DIRECTIONS
In the entries that follow, how many lines contain "данных"? Answer with the number only.
____ TASK DATA
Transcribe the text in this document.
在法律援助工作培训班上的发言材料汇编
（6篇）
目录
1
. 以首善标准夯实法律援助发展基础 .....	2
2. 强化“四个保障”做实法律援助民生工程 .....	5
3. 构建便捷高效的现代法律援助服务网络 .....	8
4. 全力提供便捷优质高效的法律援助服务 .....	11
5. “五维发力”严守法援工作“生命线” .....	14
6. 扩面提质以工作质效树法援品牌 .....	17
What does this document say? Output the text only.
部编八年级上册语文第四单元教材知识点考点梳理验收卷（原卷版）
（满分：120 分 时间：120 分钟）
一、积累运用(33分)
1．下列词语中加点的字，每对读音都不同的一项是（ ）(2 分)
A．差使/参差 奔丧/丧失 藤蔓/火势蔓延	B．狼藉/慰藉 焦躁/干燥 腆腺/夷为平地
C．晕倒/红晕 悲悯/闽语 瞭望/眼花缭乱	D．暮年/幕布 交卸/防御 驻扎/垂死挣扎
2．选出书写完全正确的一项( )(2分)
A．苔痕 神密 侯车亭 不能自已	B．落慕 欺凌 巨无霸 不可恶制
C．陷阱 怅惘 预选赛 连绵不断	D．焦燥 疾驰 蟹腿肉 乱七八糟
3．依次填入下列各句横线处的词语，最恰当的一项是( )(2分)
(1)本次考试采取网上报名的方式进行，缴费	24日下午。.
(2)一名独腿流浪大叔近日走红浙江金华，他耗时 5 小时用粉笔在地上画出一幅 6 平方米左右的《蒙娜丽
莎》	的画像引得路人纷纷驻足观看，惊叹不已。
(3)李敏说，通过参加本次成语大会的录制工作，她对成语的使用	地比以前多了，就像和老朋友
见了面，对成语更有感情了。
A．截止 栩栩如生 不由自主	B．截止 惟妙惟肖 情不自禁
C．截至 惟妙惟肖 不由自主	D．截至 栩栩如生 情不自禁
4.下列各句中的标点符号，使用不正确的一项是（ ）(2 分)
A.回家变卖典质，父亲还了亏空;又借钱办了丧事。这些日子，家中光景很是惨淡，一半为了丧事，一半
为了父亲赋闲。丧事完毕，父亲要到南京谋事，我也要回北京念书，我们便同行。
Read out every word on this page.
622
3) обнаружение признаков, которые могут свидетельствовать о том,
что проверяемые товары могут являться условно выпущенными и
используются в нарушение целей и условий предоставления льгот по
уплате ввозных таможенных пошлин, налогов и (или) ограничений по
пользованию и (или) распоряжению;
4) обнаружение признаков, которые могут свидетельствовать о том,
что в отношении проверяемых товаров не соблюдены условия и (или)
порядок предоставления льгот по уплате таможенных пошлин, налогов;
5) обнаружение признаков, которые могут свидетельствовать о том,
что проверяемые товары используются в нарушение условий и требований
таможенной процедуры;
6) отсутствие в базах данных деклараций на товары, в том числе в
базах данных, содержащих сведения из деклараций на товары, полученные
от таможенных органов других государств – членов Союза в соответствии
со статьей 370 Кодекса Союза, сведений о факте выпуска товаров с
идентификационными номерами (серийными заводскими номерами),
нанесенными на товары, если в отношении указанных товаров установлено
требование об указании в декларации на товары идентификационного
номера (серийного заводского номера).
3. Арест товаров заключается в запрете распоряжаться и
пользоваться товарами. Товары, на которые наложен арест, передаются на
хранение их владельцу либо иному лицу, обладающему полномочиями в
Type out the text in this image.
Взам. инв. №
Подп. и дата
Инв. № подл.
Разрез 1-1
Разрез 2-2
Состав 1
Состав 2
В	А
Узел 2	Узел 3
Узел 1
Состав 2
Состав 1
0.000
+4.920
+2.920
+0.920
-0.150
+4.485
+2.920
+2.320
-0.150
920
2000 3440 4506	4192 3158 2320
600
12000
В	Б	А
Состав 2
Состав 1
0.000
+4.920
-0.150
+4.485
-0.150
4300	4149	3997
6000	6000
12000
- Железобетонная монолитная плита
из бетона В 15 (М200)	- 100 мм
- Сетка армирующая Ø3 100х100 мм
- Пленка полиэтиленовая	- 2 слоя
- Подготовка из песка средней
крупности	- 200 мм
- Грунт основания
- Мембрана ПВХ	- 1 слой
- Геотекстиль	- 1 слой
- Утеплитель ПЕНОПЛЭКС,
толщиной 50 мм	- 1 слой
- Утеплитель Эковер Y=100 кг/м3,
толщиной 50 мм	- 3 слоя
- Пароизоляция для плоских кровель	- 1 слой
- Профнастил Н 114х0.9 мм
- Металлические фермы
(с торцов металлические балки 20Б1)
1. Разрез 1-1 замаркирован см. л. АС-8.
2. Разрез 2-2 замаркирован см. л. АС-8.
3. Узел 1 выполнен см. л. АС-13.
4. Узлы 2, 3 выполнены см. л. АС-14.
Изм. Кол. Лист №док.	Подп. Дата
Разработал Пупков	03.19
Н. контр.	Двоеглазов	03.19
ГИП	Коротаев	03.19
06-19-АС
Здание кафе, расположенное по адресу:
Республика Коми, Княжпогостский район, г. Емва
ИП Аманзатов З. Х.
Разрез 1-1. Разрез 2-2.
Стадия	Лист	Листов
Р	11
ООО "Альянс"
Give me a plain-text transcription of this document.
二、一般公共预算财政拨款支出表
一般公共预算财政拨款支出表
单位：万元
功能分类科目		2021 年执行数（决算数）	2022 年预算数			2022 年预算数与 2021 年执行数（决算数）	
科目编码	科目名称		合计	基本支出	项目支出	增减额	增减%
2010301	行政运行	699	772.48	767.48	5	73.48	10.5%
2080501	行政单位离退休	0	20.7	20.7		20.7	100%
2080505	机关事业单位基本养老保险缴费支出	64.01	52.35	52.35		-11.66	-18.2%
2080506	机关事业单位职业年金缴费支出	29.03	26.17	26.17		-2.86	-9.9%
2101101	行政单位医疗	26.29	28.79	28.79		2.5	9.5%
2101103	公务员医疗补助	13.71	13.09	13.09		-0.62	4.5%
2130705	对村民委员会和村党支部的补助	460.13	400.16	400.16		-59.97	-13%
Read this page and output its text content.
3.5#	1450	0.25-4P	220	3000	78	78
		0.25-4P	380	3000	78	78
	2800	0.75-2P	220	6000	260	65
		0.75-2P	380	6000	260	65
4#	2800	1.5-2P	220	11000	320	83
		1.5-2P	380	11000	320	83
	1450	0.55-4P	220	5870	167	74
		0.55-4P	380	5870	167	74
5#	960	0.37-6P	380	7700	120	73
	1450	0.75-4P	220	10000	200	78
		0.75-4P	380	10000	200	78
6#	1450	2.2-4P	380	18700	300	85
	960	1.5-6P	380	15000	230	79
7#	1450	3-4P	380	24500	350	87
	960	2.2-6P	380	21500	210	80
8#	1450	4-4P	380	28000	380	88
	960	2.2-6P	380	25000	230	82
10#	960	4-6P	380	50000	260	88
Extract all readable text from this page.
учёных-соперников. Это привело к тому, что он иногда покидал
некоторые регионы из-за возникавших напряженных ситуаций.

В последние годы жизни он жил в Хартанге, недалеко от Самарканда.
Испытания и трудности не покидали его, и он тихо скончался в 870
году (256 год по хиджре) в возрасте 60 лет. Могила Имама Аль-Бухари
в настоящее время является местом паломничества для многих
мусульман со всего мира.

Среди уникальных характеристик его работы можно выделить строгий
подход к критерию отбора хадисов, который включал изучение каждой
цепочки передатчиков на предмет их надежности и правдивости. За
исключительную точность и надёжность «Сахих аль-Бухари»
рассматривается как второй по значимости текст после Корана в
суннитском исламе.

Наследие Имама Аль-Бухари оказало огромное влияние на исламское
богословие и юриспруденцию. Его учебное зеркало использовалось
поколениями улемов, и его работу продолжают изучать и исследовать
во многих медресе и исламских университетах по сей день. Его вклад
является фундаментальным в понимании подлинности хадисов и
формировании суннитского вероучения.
________
RESPONSE TO THE TASK
2